- [What you will do]
Repeat the records exactly. Every line must match.

---

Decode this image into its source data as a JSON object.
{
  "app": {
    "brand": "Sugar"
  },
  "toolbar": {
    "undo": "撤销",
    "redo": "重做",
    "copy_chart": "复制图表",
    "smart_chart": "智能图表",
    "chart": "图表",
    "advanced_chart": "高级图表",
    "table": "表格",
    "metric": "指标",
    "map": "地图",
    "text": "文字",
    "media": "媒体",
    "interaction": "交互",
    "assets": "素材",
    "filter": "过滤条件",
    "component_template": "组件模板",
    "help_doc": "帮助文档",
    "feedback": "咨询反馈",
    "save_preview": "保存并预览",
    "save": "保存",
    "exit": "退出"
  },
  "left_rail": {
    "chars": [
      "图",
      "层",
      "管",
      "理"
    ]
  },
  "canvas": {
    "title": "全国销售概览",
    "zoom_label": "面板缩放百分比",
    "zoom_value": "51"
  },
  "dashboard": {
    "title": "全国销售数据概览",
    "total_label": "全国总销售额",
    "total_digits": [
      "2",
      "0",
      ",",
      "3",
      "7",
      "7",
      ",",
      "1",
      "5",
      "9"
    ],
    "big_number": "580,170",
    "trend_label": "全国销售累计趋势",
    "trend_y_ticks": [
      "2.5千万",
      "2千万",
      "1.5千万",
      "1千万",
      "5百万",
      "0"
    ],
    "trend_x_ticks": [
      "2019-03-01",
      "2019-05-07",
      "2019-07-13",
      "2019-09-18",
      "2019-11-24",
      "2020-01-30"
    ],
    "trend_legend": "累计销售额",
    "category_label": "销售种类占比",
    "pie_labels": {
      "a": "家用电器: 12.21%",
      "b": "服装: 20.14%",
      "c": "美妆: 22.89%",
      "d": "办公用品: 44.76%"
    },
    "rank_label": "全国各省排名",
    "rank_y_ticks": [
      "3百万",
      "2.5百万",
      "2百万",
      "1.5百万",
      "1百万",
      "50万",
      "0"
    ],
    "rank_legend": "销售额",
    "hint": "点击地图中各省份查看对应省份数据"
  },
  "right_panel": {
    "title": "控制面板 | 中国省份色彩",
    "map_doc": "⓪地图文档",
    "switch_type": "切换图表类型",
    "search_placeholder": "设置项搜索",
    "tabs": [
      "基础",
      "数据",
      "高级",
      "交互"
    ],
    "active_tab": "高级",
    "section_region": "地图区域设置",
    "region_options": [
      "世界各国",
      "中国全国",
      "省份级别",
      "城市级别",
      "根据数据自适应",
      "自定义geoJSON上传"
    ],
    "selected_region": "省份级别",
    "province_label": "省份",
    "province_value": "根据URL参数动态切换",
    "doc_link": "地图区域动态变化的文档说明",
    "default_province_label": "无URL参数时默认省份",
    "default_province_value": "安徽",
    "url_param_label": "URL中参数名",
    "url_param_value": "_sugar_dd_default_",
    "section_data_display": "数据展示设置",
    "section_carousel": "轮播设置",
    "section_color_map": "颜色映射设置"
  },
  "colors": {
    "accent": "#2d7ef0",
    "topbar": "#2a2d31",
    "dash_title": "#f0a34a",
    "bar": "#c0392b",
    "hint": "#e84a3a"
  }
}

---

- [Written reply]
Decode this image into its source data as a JSON object.
{
  "app": {
    "brand": "Sugar"
  },
  "toolbar": {
    "undo": "撤销",
    "redo": "重做",
    "copy_chart": "复制图表",
    "smart_chart": "智能图表",
    "chart": "图表",
    "advanced_chart": "高级图表",
    "table": "表格",
    "metric": "指标",
    "map": "地图",
    "text": "文字",
    "media": "媒体",
    "interaction": "交互",
    "assets": "素材",
    "filter": "过滤条件",
    "component_template": "组件模板",
    "help_doc": "帮助文档",
    "feedback": "咨询反馈",
    "save_preview": "保存并预览",
    "save": "保存",
    "exit": "退出"
  },
  "left_rail": {
    "chars": [
      "图",
      "层",
      "管",
      "理"
    ]
  },
  "canvas": {
    "title": "全国销售概览",
    "zoom_label": "面板缩放百分比",
    "zoom_value": "51"
  },
  "dashboard": {
    "title": "全国销售数据概览",
    "total_label": "全国总销售额",
    "total_digits": [
      "2",
      "0",
      ",",
      "3",
      "7",
      "7",
      ",",
      "1",
      "5",
      "9"
    ],
    "big_number": "580,170",
    "trend_label": "全国销售累计趋势",
    "trend_y_ticks": [
      "2.5千万",
      "2千万",
      "1.5千万",
      "1千万",
      "5百万",
      "0"
    ],
    "trend_x_ticks": [
      "2019-03-01",
      "2019-05-07",
      "2019-07-13",
      "2019-09-18",
      "2019-11-24",
      "2020-01-30"
    ],
    "trend_legend": "累计销售额",
    "category_label": "销售种类占比",
    "pie_labels": {
      "a": "家用电器: 12.21%",
      "b": "服装: 20.14%",
      "c": "美妆: 22.89%",
      "d": "办公用品: 44.76%"
    },
    "rank_label": "全国各省排名",
    "rank_y_ticks": [
      "3百万",
      "2.5百万",
      "2百万",
      "1.5百万",
      "1百万",
      "50万",
      "0"
    ],
    "rank_legend": "销售额",
    "hint": "点击地图中各省份查看对应省份数据"
  },
  "right_panel": {
    "title": "控制面板 | 中国省份色彩",
    "map_doc": "⓪地图文档",
    "switch_type": "切换图表类型",
    "search_placeholder": "设置项搜索",
    "tabs": [
      "基础",
      "数据",
      "高级",
      "交互"
    ],
    "active_tab": "高级",
    "section_region": "地图区域设置",
    "region_options": [
      "世界各国",
      "中国全国",
      "省份级别",
      "城市级别",
      "根据数据自适应",
      "自定义geoJSON上传"
    ],
    "selected_region": "省份级别",
    "province_label": "省份",
    "province_value": "根据URL参数动态切换",
    "doc_link": "地图区域动态变化的文档说明",
    "default_province_label": "无URL参数时默认省份",
    "default_province_value": "安徽",
    "url_param_label": "URL中参数名",
    "url_param_value": "_sugar_dd_default_",
    "section_data_display": "数据展示设置",
    "section_carousel": "轮播设置",
    "section_color_map": "颜色映射设置"
  },
  "colors": {
    "accent": "#2d7ef0",
    "topbar": "#2a2d31",
    "dash_title": "#f0a34a",
    "bar": "#c0392b",
    "hint": "#e84a3a"
  }
}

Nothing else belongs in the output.